» **AIM**
Only a number is wanted: how many lines in these records contain the word "label"?

» **DATA SUPPLIED**
- - -
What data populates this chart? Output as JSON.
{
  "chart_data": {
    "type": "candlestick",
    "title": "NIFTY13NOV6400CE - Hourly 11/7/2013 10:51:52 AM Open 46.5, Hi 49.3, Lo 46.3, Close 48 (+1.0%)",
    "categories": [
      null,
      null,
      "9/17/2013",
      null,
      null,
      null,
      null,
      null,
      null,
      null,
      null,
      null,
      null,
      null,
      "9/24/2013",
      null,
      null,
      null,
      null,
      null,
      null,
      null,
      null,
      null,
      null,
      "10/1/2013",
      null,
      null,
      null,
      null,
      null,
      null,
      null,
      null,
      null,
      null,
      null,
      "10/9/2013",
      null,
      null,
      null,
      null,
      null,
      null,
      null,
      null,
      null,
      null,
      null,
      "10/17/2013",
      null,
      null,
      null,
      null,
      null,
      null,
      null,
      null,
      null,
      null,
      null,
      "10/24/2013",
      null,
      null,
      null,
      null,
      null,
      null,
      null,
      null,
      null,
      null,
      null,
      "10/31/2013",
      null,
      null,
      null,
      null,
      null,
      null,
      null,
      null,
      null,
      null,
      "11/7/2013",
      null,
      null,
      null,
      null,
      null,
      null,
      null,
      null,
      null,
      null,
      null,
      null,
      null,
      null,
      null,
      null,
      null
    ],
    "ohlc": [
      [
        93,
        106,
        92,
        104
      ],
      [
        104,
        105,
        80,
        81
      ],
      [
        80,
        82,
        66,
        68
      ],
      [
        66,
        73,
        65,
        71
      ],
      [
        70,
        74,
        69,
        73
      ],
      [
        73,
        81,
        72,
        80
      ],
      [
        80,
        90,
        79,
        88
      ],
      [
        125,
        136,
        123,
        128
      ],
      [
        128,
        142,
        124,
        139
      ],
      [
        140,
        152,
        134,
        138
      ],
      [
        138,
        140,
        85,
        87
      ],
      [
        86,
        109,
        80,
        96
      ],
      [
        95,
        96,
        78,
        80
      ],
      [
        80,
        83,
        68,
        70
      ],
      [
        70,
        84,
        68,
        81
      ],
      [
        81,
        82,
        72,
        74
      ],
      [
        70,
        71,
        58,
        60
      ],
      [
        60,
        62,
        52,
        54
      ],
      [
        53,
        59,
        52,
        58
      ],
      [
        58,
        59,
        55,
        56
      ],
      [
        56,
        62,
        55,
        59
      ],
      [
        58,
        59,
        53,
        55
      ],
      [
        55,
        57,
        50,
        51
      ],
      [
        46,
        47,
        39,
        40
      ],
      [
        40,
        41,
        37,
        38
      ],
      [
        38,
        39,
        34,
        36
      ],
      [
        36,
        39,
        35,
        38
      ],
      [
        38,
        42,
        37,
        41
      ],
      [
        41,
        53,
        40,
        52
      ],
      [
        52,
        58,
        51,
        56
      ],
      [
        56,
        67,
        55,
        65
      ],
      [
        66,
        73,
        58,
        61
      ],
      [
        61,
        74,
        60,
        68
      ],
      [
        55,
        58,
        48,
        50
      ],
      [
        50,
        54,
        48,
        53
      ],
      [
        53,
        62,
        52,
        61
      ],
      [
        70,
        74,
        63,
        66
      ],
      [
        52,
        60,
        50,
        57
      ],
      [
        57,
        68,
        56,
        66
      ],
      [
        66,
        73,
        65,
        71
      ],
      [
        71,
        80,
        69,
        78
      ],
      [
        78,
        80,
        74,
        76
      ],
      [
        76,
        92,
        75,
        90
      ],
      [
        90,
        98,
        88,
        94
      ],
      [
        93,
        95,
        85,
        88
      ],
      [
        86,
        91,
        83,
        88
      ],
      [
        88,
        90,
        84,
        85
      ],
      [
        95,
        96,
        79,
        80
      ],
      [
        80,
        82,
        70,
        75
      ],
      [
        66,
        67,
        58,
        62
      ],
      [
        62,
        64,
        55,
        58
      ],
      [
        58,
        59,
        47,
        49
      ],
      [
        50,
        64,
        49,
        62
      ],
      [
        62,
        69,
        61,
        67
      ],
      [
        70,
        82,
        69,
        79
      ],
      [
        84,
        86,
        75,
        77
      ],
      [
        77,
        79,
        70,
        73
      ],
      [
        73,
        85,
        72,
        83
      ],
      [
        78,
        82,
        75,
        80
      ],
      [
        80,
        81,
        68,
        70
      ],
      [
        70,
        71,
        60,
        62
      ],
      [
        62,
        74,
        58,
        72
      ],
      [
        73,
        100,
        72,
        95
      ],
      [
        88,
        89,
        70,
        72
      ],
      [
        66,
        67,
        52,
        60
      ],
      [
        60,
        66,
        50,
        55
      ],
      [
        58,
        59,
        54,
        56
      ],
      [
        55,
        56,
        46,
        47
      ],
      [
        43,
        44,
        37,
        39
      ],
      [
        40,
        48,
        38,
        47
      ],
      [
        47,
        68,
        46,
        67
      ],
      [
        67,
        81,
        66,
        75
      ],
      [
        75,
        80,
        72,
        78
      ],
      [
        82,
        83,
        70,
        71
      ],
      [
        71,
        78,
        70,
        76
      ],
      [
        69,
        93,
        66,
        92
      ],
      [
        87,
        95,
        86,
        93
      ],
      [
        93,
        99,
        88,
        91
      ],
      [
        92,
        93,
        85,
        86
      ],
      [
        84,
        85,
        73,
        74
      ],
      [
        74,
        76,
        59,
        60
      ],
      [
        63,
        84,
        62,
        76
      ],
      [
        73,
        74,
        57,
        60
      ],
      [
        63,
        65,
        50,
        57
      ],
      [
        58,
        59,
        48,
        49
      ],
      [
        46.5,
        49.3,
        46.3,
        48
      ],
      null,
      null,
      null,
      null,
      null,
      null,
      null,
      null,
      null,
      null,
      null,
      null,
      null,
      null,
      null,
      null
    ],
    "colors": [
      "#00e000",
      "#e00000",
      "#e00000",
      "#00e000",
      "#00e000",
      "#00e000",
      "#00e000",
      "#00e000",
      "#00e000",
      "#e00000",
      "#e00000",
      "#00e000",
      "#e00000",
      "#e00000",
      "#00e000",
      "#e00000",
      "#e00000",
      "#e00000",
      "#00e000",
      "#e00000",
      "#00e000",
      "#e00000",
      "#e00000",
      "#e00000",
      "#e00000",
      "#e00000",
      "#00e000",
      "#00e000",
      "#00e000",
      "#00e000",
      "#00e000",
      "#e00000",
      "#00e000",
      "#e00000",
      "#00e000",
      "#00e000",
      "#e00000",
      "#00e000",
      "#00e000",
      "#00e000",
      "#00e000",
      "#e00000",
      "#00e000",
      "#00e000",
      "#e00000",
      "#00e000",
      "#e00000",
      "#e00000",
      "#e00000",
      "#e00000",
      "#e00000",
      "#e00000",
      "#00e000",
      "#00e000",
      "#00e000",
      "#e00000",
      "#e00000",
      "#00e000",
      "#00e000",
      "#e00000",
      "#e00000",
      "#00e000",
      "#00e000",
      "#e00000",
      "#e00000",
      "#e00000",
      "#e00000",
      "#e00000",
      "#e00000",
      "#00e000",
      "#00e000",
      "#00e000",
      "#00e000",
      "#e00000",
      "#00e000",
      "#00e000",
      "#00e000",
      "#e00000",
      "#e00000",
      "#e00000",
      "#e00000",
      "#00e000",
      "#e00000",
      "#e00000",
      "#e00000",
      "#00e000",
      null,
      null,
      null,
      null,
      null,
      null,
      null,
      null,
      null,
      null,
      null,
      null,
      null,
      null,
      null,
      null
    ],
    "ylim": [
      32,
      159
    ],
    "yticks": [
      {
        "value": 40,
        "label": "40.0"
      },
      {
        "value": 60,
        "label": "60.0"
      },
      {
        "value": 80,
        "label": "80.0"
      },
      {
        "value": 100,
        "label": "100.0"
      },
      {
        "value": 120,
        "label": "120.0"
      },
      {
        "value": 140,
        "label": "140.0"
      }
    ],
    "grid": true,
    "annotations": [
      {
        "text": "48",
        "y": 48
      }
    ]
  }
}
- - -
» **WRITTEN ANSWER**
6